[Stored records]
= = = =

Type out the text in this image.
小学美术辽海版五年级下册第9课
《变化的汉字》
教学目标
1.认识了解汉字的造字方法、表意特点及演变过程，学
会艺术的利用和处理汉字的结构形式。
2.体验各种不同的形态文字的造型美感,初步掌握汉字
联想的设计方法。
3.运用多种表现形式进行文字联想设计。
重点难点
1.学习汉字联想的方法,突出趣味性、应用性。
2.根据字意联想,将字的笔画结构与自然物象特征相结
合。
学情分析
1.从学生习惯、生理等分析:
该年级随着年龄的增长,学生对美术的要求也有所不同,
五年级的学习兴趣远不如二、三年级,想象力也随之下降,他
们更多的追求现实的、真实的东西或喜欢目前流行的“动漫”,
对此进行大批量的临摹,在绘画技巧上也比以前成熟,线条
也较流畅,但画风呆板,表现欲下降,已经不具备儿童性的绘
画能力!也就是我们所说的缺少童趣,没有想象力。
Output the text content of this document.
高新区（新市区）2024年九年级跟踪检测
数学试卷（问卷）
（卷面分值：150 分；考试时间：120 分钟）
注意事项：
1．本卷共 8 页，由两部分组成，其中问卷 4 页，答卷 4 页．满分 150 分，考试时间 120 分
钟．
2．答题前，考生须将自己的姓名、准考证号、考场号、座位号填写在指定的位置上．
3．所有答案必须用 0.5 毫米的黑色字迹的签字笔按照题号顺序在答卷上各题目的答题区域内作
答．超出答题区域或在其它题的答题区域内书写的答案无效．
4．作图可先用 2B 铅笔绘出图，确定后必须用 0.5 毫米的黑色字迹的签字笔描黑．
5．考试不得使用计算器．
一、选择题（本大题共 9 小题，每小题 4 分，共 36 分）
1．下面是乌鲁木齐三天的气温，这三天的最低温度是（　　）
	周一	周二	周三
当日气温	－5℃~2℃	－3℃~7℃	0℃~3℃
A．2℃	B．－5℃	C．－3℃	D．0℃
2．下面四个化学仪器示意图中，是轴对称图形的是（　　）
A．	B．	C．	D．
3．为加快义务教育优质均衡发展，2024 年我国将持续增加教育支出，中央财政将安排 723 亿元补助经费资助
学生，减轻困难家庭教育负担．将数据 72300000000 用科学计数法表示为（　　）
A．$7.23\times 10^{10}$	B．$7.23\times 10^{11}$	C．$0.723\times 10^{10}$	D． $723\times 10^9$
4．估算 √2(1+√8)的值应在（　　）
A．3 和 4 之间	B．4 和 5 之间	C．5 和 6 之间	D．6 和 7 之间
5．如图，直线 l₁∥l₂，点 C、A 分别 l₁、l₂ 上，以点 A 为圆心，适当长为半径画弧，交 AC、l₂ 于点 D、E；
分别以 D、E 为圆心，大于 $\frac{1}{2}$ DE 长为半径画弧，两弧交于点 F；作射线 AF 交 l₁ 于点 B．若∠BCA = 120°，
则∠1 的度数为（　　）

= = = =

# Given exercise:
Write out every record, exactly as written.

# Response to this task:
Type out the text in this image.
小学美术辽海版五年级下册第9课
《变化的汉字》
教学目标
1.认识了解汉字的造字方法、表意特点及演变过程，学
会艺术的利用和处理汉字的结构形式。
2.体验各种不同的形态文字的造型美感,初步掌握汉字
联想的设计方法。
3.运用多种表现形式进行文字联想设计。
重点难点
1.学习汉字联想的方法,突出趣味性、应用性。
2.根据字意联想,将字的笔画结构与自然物象特征相结
合。
学情分析
1.从学生习惯、生理等分析:
该年级随着年龄的增长,学生对美术的要求也有所不同,
五年级的学习兴趣远不如二、三年级,想象力也随之下降,他
们更多的追求现实的、真实的东西或喜欢目前流行的“动漫”,
对此进行大批量的临摹,在绘画技巧上也比以前成熟,线条
也较流畅,但画风呆板,表现欲下降,已经不具备儿童性的绘
画能力!也就是我们所说的缺少童趣,没有想象力。
Output the text content of this document.
高新区（新市区）2024年九年级跟踪检测
数学试卷（问卷）
（卷面分值：150 分；考试时间：120 分钟）
注意事项：
1．本卷共 8 页，由两部分组成，其中问卷 4 页，答卷 4 页．满分 150 分，考试时间 120 分
钟．
2．答题前，考生须将自己的姓名、准考证号、考场号、座位号填写在指定的位置上．
3．所有答案必须用 0.5 毫米的黑色字迹的签字笔按照题号顺序在答卷上各题目的答题区域内作
答．超出答题区域或在其它题的答题区域内书写的答案无效．
4．作图可先用 2B 铅笔绘出图，确定后必须用 0.5 毫米的黑色字迹的签字笔描黑．
5．考试不得使用计算器．
一、选择题（本大题共 9 小题，每小题 4 分，共 36 分）
1．下面是乌鲁木齐三天的气温，这三天的最低温度是（　　）
	周一	周二	周三
当日气温	－5℃~2℃	－3℃~7℃	0℃~3℃
A．2℃	B．－5℃	C．－3℃	D．0℃
2．下面四个化学仪器示意图中，是轴对称图形的是（　　）
A．	B．	C．	D．
3．为加快义务教育优质均衡发展，2024 年我国将持续增加教育支出，中央财政将安排 723 亿元补助经费资助
学生，减轻困难家庭教育负担．将数据 72300000000 用科学计数法表示为（　　）
A．$7.23\times 10^{10}$	B．$7.23\times 10^{11}$	C．$0.723\times 10^{10}$	D． $723\times 10^9$
4．估算 √2(1+√8)的值应在（　　）
A．3 和 4 之间	B．4 和 5 之间	C．5 和 6 之间	D．6 和 7 之间
5．如图，直线 l₁∥l₂，点 C、A 分别 l₁、l₂ 上，以点 A 为圆心，适当长为半径画弧，交 AC、l₂ 于点 D、E；
分别以 D、E 为圆心，大于 $\frac{1}{2}$ DE 长为半径画弧，两弧交于点 F；作射线 AF 交 l₁ 于点 B．若∠BCA = 120°，
则∠1 的度数为（　　）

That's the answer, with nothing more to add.